PROBLEM TO WORK ON:
Restate the full listing word for word and leave the pictures out.

DATASET RECORDS:
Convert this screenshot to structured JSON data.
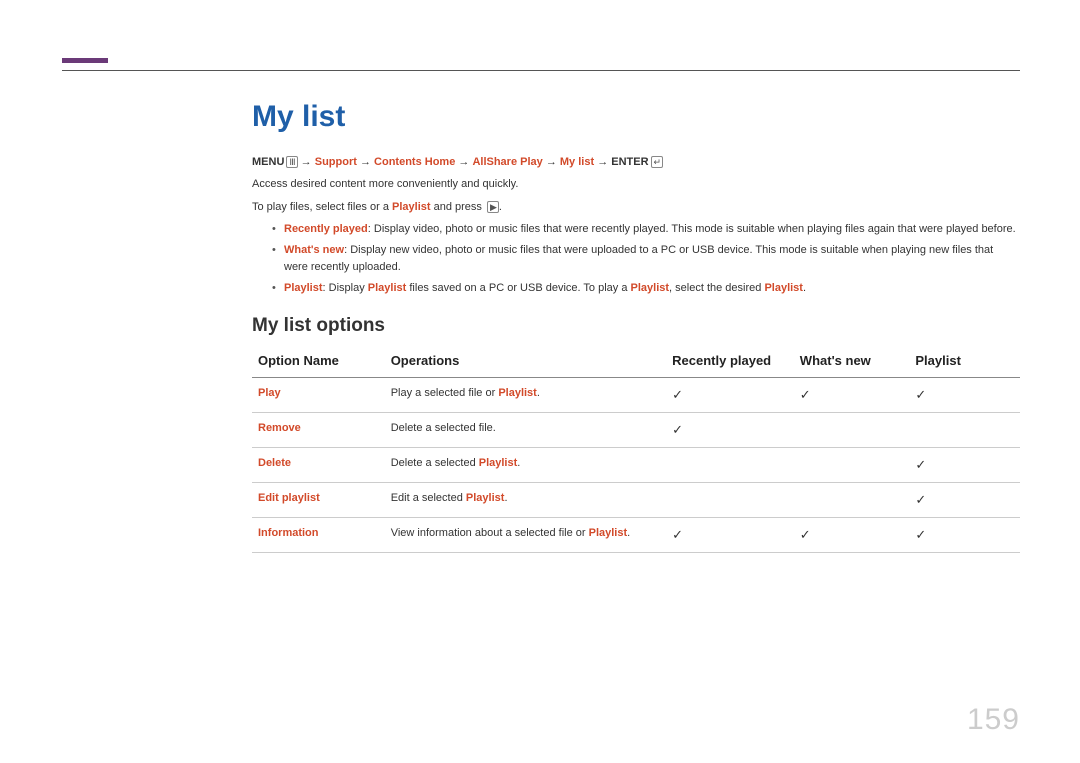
{
  "title": "My list",
  "breadcrumb": {
    "menu": "MENU",
    "support": "Support",
    "contents_home": "Contents Home",
    "allshare_play": "AllShare Play",
    "my_list": "My list",
    "enter": "ENTER",
    "arrow": "→"
  },
  "intro_line1": "Access desired content more conveniently and quickly.",
  "intro_line2_a": "To play files, select files or a ",
  "intro_line2_hl": "Playlist",
  "intro_line2_b": " and press ",
  "bullets": [
    {
      "hl": "Recently played",
      "text": ": Display video, photo or music files that were recently played. This mode is suitable when playing files again that were played before."
    },
    {
      "hl": "What's new",
      "text": ": Display new video, photo or music files that were uploaded to a PC or USB device. This mode is suitable when playing new files that were recently uploaded."
    },
    {
      "hl1": "Playlist",
      "t1": ": Display ",
      "hl2": "Playlist",
      "t2": " files saved on a PC or USB device. To play a ",
      "hl3": "Playlist",
      "t3": ", select the desired ",
      "hl4": "Playlist",
      "t4": "."
    }
  ],
  "subtitle": "My list options",
  "table": {
    "headers": {
      "name": "Option Name",
      "ops": "Operations",
      "rp": "Recently played",
      "wn": "What's new",
      "pl": "Playlist"
    },
    "rows": [
      {
        "name": "Play",
        "op_a": "Play a selected file or ",
        "op_hl": "Playlist",
        "op_b": ".",
        "rp": "✓",
        "wn": "✓",
        "pl": "✓"
      },
      {
        "name": "Remove",
        "op_a": "Delete a selected file.",
        "op_hl": "",
        "op_b": "",
        "rp": "✓",
        "wn": "",
        "pl": ""
      },
      {
        "name": "Delete",
        "op_a": "Delete a selected ",
        "op_hl": "Playlist",
        "op_b": ".",
        "rp": "",
        "wn": "",
        "pl": "✓"
      },
      {
        "name": "Edit playlist",
        "op_a": "Edit a selected ",
        "op_hl": "Playlist",
        "op_b": ".",
        "rp": "",
        "wn": "",
        "pl": "✓"
      },
      {
        "name": "Information",
        "op_a": "View information about a selected file or ",
        "op_hl": "Playlist",
        "op_b": ".",
        "rp": "✓",
        "wn": "✓",
        "pl": "✓"
      }
    ]
  },
  "icons": {
    "menu": "Ⅲ",
    "enter": "↵",
    "play": "▶"
  },
  "pagenum": "159"
}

ANSWER TO THIS TASK:
Convert this screenshot to structured JSON data.
{
  "title": "My list",
  "breadcrumb": {
    "menu": "MENU",
    "support": "Support",
    "contents_home": "Contents Home",
    "allshare_play": "AllShare Play",
    "my_list": "My list",
    "enter": "ENTER",
    "arrow": "→"
  },
  "intro_line1": "Access desired content more conveniently and quickly.",
  "intro_line2_a": "To play files, select files or a ",
  "intro_line2_hl": "Playlist",
  "intro_line2_b": " and press ",
  "bullets": [
    {
      "hl": "Recently played",
      "text": ": Display video, photo or music files that were recently played. This mode is suitable when playing files again that were played before."
    },
    {
      "hl": "What's new",
      "text": ": Display new video, photo or music files that were uploaded to a PC or USB device. This mode is suitable when playing new files that were recently uploaded."
    },
    {
      "hl1": "Playlist",
      "t1": ": Display ",
      "hl2": "Playlist",
      "t2": " files saved on a PC or USB device. To play a ",
      "hl3": "Playlist",
      "t3": ", select the desired ",
      "hl4": "Playlist",
      "t4": "."
    }
  ],
  "subtitle": "My list options",
  "table": {
    "headers": {
      "name": "Option Name",
      "ops": "Operations",
      "rp": "Recently played",
      "wn": "What's new",
      "pl": "Playlist"
    },
    "rows": [
      {
        "name": "Play",
        "op_a": "Play a selected file or ",
        "op_hl": "Playlist",
        "op_b": ".",
        "rp": "✓",
        "wn": "✓",
        "pl": "✓"
      },
      {
        "name": "Remove",
        "op_a": "Delete a selected file.",
        "op_hl": "",
        "op_b": "",
        "rp": "✓",
        "wn": "",
        "pl": ""
      },
      {
        "name": "Delete",
        "op_a": "Delete a selected ",
        "op_hl": "Playlist",
        "op_b": ".",
        "rp": "",
        "wn": "",
        "pl": "✓"
      },
      {
        "name": "Edit playlist",
        "op_a": "Edit a selected ",
        "op_hl": "Playlist",
        "op_b": ".",
        "rp": "",
        "wn": "",
        "pl": "✓"
      },
      {
        "name": "Information",
        "op_a": "View information about a selected file or ",
        "op_hl": "Playlist",
        "op_b": ".",
        "rp": "✓",
        "wn": "✓",
        "pl": "✓"
      }
    ]
  },
  "icons": {
    "menu": "Ⅲ",
    "enter": "↵",
    "play": "▶"
  },
  "pagenum": "159"
}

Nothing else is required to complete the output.